Problem to work on>
Write out the entire listing below exactly, with the pictures left out.

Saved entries
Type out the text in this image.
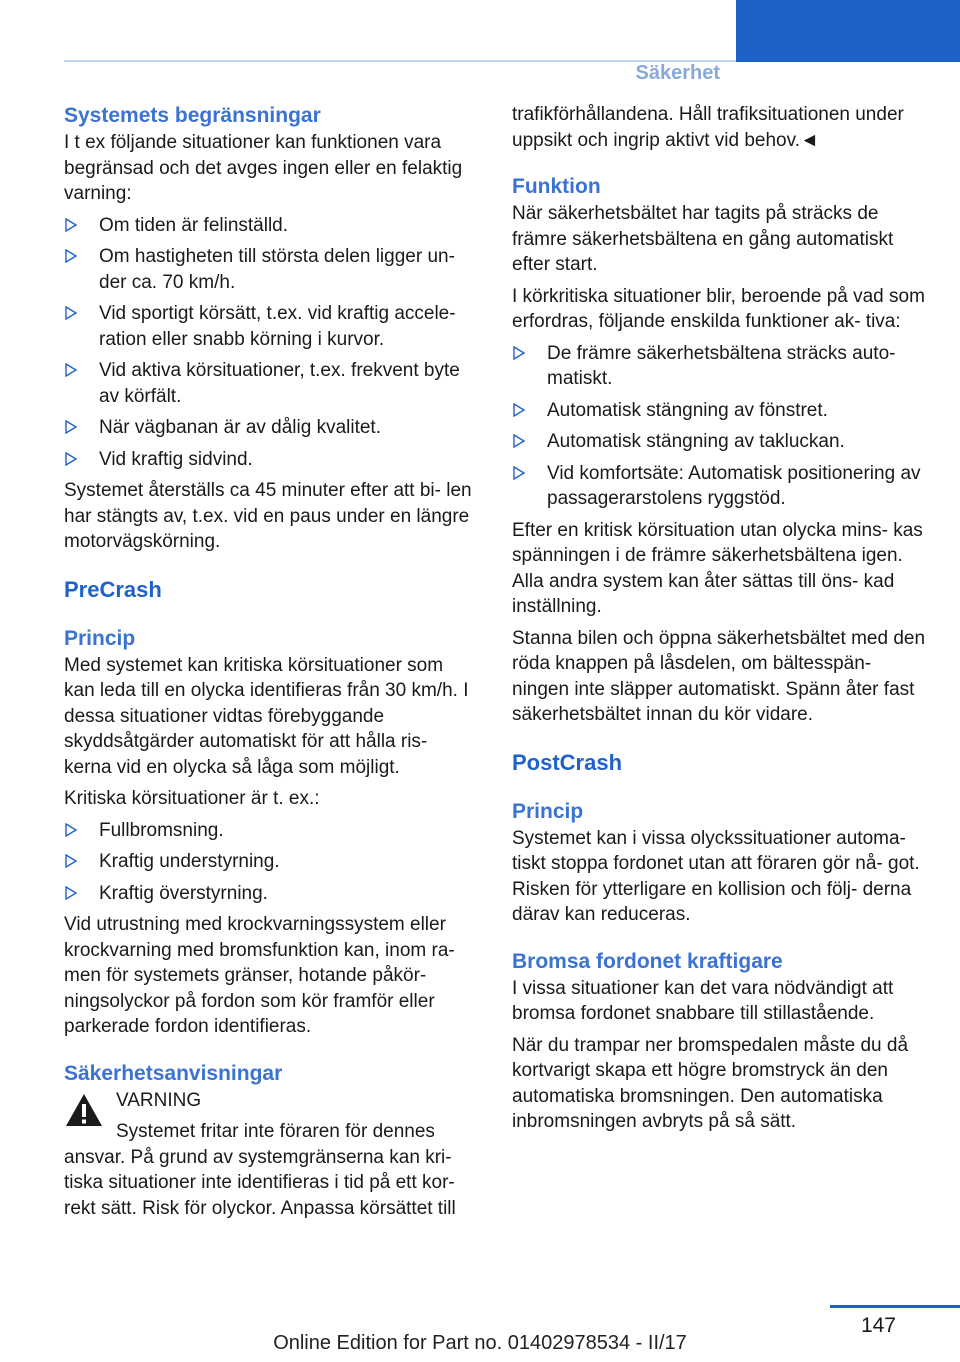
Säkerhet	Instrument
Systemets begränsningar

I t ex följande situationer kan funktionen vara begränsad och det avges ingen eller en felaktig varning:

Om tiden är felinställd.
Om hastigheten till största delen ligger un- der ca. 70 km/h.
Vid sportigt körsätt, t.ex. vid kraftig accele- ration eller snabb körning i kurvor.
Vid aktiva körsituationer, t.ex. frekvent byte av körfält.
När vägbanan är av dålig kvalitet.
Vid kraftig sidvind.

Systemet återställs ca 45 minuter efter att bi- len har stängts av, t.ex. vid en paus under en längre motorvägskörning.

PreCrash
Princip

Med systemet kan kritiska körsituationer som kan leda till en olycka identifieras från 30 km/h. I dessa situationer vidtas förebyggande skyddsåtgärder automatiskt för att hålla ris- kerna vid en olycka så låga som möjligt.

Kritiska körsituationer är t. ex.:

Fullbromsning.
Kraftig understyrning.
Kraftig överstyrning.

Vid utrustning med krockvarningssystem eller krockvarning med bromsfunktion kan, inom ra- men för systemets gränser, hotande påkör- ningsolyckor på fordon som kör framför eller parkerade fordon identifieras.

Säkerhetsanvisningar

VARNING

Systemet fritar inte föraren för dennes

ansvar. På grund av systemgränserna kan kri- tiska situationer inte identifieras i tid på ett kor- rekt sätt. Risk för olyckor. Anpassa körsättet till

trafikförhållandena. Håll trafiksituationen under uppsikt och ingrip aktivt vid behov.◄

Funktion

När säkerhetsbältet har tagits på sträcks de främre säkerhetsbältena en gång automatiskt efter start.

I körkritiska situationer blir, beroende på vad som erfordras, följande enskilda funktioner ak- tiva:

De främre säkerhetsbältena sträcks auto- matiskt.
Automatisk stängning av fönstret.
Automatisk stängning av takluckan.
Vid komfortsäte: Automatisk positionering av passagerarstolens ryggstöd.

Efter en kritisk körsituation utan olycka mins- kas spänningen i de främre säkerhetsbältena igen. Alla andra system kan åter sättas till öns- kad inställning.

Stanna bilen och öppna säkerhetsbältet med den röda knappen på låsdelen, om bältesspän- ningen inte släpper automatiskt. Spänn åter fast säkerhetsbältet innan du kör vidare.

PostCrash
Princip

Systemet kan i vissa olyckssituationer automa- tiskt stoppa fordonet utan att föraren gör nå- got. Risken för ytterligare en kollision och följ- derna därav kan reduceras.

Bromsa fordonet kraftigare

I vissa situationer kan det vara nödvändigt att bromsa fordonet snabbare till stillastående.

När du trampar ner bromspedalen måste du då kortvarigt skapa ett högre bromstryck än den automatiska bromsningen. Den automatiska inbromsningen avbryts på så sätt.

147
Online Edition for Part no. 01402978534 - II/17
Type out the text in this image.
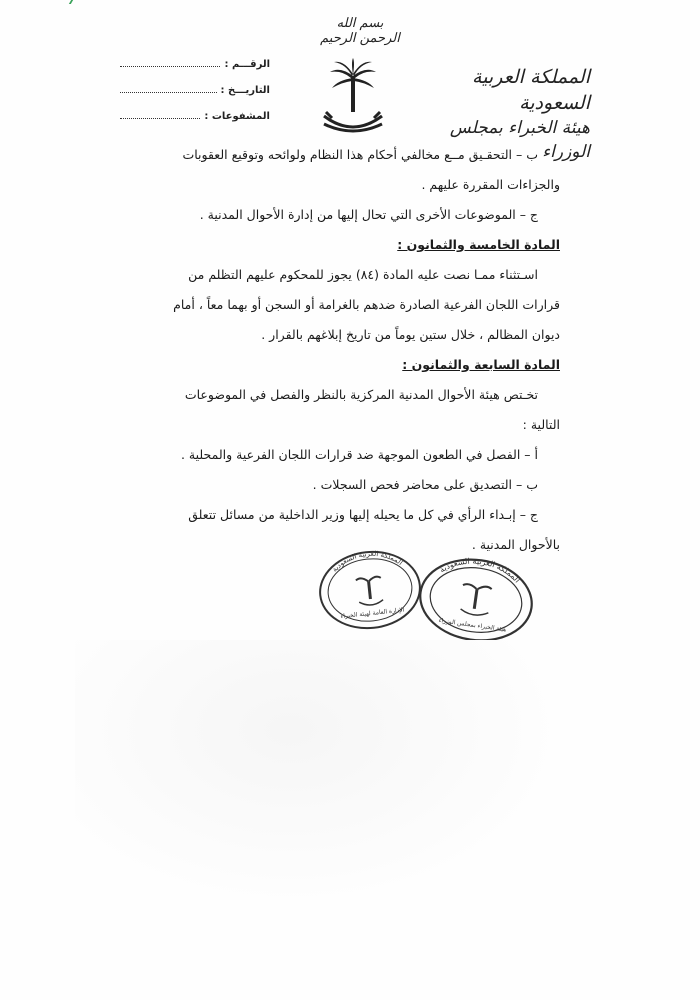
بسم الله الرحمن الرحيم
المملكة العربية السعودية
هيئة الخبراء بمجلس الوزراء
الرقـــم :
التاريـــخ :
المشفوعات :
ب – التحقـيق مــع مخالفي أحكام هذا النظام ولوائحه وتوقيع العقوبات
والجزاءات المقررة عليهم .
ج – الموضوعات الأخرى التي تحال إليها من إدارة الأحوال المدنية .
المادة الخامسة والثمانون :
اسـتثناء ممـا نصت عليه المادة (٨٤) يجوز للمحكوم عليهم التظلم من
قرارات اللجان الفرعية الصادرة ضدهم بالغرامة أو السجن أو بهما معاً ، أمام
ديوان المظالم ، خلال ستين يوماً من تاريخ إبلاغهم بالقرار .
المادة السابعة والثمانون :
تخـتص هيئة الأحوال المدنية المركزية بالنظر والفصل في الموضوعات
التالية :
أ – الفصل في الطعون الموجهة ضد قرارات اللجان الفرعية والمحلية .
ب – التصديق على محاضر فحص السجلات .
ج – إبـداء الرأي في كل ما يحيله إليها وزير الداخلية من مسائل تتعلق
بالأحوال المدنية .
المملكة العربية السعودية
الإدارة العامة لهيئة الخبراء
المملكة العربية السعودية
هيئة الخبراء بمجلس الوزراء
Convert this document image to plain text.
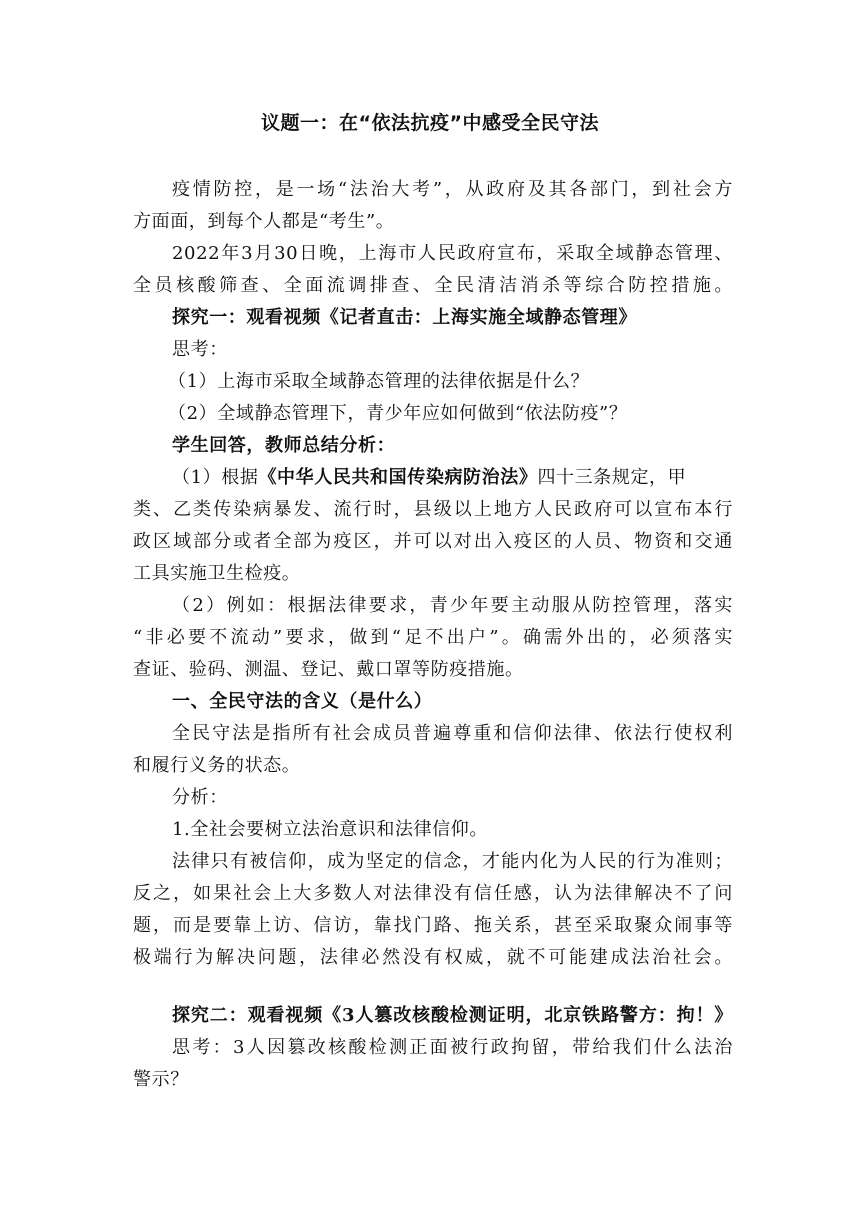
议题一：在“依法抗疫”中感受全民守法
疫情防控，是一场“法治大考”，从政府及其各部门，到社会方
方面面，到每个人都是“考生”。
2022年3月30日晚，上海市人民政府宣布，采取全域静态管理、
全员核酸筛查、全面流调排查、全民清洁消杀等综合防控措施。
探究一：观看视频《记者直击：上海实施全域静态管理》
思考：
（1）上海市采取全域静态管理的法律依据是什么？
（2）全域静态管理下，青少年应如何做到“依法防疫”？
学生回答，教师总结分析：
（1）根据《中华人民共和国传染病防治法》四十三条规定，甲
类、乙类传染病暴发、流行时，县级以上地方人民政府可以宣布本行
政区域部分或者全部为疫区，并可以对出入疫区的人员、物资和交通
工具实施卫生检疫。
（2）例如：根据法律要求，青少年要主动服从防控管理，落实
“非必要不流动”要求，做到“足不出户”。确需外出的，必须落实
查证、验码、测温、登记、戴口罩等防疫措施。
一、全民守法的含义（是什么）
全民守法是指所有社会成员普遍尊重和信仰法律、依法行使权利
和履行义务的状态。
分析：
1.全社会要树立法治意识和法律信仰。
法律只有被信仰，成为坚定的信念，才能内化为人民的行为准则；
反之，如果社会上大多数人对法律没有信任感，认为法律解决不了问
题，而是要靠上访、信访，靠找门路、拖关系，甚至采取聚众闹事等
极端行为解决问题，法律必然没有权威，就不可能建成法治社会。
探究二：观看视频《3人篡改核酸检测证明，北京铁路警方：拘！》
思考：3人因篡改核酸检测正面被行政拘留，带给我们什么法治
警示？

Task result>
Type out the text in this image.
Säkerhet	Instrument
Systemets begränsningar

I t ex följande situationer kan funktionen vara begränsad och det avges ingen eller en felaktig varning:

Om tiden är felinställd.
Om hastigheten till största delen ligger un- der ca. 70 km/h.
Vid sportigt körsätt, t.ex. vid kraftig accele- ration eller snabb körning i kurvor.
Vid aktiva körsituationer, t.ex. frekvent byte av körfält.
När vägbanan är av dålig kvalitet.
Vid kraftig sidvind.

Systemet återställs ca 45 minuter efter att bi- len har stängts av, t.ex. vid en paus under en längre motorvägskörning.

PreCrash
Princip

Med systemet kan kritiska körsituationer som kan leda till en olycka identifieras från 30 km/h. I dessa situationer vidtas förebyggande skyddsåtgärder automatiskt för att hålla ris- kerna vid en olycka så låga som möjligt.

Kritiska körsituationer är t. ex.:

Fullbromsning.
Kraftig understyrning.
Kraftig överstyrning.

Vid utrustning med krockvarningssystem eller krockvarning med bromsfunktion kan, inom ra- men för systemets gränser, hotande påkör- ningsolyckor på fordon som kör framför eller parkerade fordon identifieras.

Säkerhetsanvisningar

VARNING

Systemet fritar inte föraren för dennes

ansvar. På grund av systemgränserna kan kri- tiska situationer inte identifieras i tid på ett kor- rekt sätt. Risk för olyckor. Anpassa körsättet till

trafikförhållandena. Håll trafiksituationen under uppsikt och ingrip aktivt vid behov.◄

Funktion

När säkerhetsbältet har tagits på sträcks de främre säkerhetsbältena en gång automatiskt efter start.

I körkritiska situationer blir, beroende på vad som erfordras, följande enskilda funktioner ak- tiva:

De främre säkerhetsbältena sträcks auto- matiskt.
Automatisk stängning av fönstret.
Automatisk stängning av takluckan.
Vid komfortsäte: Automatisk positionering av passagerarstolens ryggstöd.

Efter en kritisk körsituation utan olycka mins- kas spänningen i de främre säkerhetsbältena igen. Alla andra system kan åter sättas till öns- kad inställning.

Stanna bilen och öppna säkerhetsbältet med den röda knappen på låsdelen, om bältesspän- ningen inte släpper automatiskt. Spänn åter fast säkerhetsbältet innan du kör vidare.

PostCrash
Princip

Systemet kan i vissa olyckssituationer automa- tiskt stoppa fordonet utan att föraren gör nå- got. Risken för ytterligare en kollision och följ- derna därav kan reduceras.

Bromsa fordonet kraftigare

I vissa situationer kan det vara nödvändigt att bromsa fordonet snabbare till stillastående.

När du trampar ner bromspedalen måste du då kortvarigt skapa ett högre bromstryck än den automatiska bromsningen. Den automatiska inbromsningen avbryts på så sätt.

147
Online Edition for Part no. 01402978534 - II/17
Type out the text in this image.
بسم الله الرحمن الرحيم
المملكة العربية السعودية
هيئة الخبراء بمجلس الوزراء
الرقـــم :
التاريـــخ :
المشفوعات :
ب – التحقـيق مــع مخالفي أحكام هذا النظام ولوائحه وتوقيع العقوبات
والجزاءات المقررة عليهم .
ج – الموضوعات الأخرى التي تحال إليها من إدارة الأحوال المدنية .
المادة الخامسة والثمانون :
اسـتثناء ممـا نصت عليه المادة (٨٤) يجوز للمحكوم عليهم التظلم من
قرارات اللجان الفرعية الصادرة ضدهم بالغرامة أو السجن أو بهما معاً ، أمام
ديوان المظالم ، خلال ستين يوماً من تاريخ إبلاغهم بالقرار .
المادة السابعة والثمانون :
تخـتص هيئة الأحوال المدنية المركزية بالنظر والفصل في الموضوعات
التالية :
أ – الفصل في الطعون الموجهة ضد قرارات اللجان الفرعية والمحلية .
ب – التصديق على محاضر فحص السجلات .
ج – إبـداء الرأي في كل ما يحيله إليها وزير الداخلية من مسائل تتعلق
بالأحوال المدنية .
المملكة العربية السعودية
الإدارة العامة لهيئة الخبراء
المملكة العربية السعودية
هيئة الخبراء بمجلس الوزراء
Convert this document image to plain text.
议题一：在“依法抗疫”中感受全民守法
疫情防控，是一场“法治大考”，从政府及其各部门，到社会方
方面面，到每个人都是“考生”。
2022年3月30日晚，上海市人民政府宣布，采取全域静态管理、
全员核酸筛查、全面流调排查、全民清洁消杀等综合防控措施。
探究一：观看视频《记者直击：上海实施全域静态管理》
思考：
（1）上海市采取全域静态管理的法律依据是什么？
（2）全域静态管理下，青少年应如何做到“依法防疫”？
学生回答，教师总结分析：
（1）根据《中华人民共和国传染病防治法》四十三条规定，甲
类、乙类传染病暴发、流行时，县级以上地方人民政府可以宣布本行
政区域部分或者全部为疫区，并可以对出入疫区的人员、物资和交通
工具实施卫生检疫。
（2）例如：根据法律要求，青少年要主动服从防控管理，落实
“非必要不流动”要求，做到“足不出户”。确需外出的，必须落实
查证、验码、测温、登记、戴口罩等防疫措施。
一、全民守法的含义（是什么）
全民守法是指所有社会成员普遍尊重和信仰法律、依法行使权利
和履行义务的状态。
分析：
1.全社会要树立法治意识和法律信仰。
法律只有被信仰，成为坚定的信念，才能内化为人民的行为准则；
反之，如果社会上大多数人对法律没有信任感，认为法律解决不了问
题，而是要靠上访、信访，靠找门路、拖关系，甚至采取聚众闹事等
极端行为解决问题，法律必然没有权威，就不可能建成法治社会。
探究二：观看视频《3人篡改核酸检测证明，北京铁路警方：拘！》
思考：3人因篡改核酸检测正面被行政拘留，带给我们什么法治
警示？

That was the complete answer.